Extracted data entries
# # # # # # #
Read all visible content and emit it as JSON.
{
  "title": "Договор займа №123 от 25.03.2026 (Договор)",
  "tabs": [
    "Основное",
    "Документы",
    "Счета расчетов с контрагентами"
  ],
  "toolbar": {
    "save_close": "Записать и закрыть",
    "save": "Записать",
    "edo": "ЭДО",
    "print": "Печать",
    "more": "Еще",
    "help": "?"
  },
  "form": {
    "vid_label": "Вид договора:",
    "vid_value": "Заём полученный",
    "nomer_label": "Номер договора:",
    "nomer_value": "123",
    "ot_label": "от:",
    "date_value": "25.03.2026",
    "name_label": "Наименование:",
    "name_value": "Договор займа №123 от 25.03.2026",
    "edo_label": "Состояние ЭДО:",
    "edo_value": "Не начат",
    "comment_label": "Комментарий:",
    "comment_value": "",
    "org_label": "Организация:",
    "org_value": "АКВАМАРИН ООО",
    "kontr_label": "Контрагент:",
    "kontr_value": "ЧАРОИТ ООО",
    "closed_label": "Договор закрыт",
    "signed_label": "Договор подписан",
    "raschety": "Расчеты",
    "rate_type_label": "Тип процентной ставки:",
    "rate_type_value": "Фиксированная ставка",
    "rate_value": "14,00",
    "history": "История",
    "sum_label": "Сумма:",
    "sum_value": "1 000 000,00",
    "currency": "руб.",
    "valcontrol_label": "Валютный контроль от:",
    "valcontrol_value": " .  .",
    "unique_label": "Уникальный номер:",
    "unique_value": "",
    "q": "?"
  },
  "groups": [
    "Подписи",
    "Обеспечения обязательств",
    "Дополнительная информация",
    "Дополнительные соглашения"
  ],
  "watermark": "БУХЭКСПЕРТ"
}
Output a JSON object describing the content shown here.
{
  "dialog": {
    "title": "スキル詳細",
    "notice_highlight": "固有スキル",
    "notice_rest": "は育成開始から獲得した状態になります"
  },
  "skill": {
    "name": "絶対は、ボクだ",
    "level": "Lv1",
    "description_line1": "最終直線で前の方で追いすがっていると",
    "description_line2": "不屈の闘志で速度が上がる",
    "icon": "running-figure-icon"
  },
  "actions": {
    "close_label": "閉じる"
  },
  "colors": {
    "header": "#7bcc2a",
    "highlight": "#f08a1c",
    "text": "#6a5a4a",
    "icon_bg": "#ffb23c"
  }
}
# # # # # # #
OBJECTIVE: Show the lines of the records that contain the word "JSON".

ANSWER TO THIS TASK:
Read all visible content and emit it as JSON.
Output a JSON object describing the content shown here.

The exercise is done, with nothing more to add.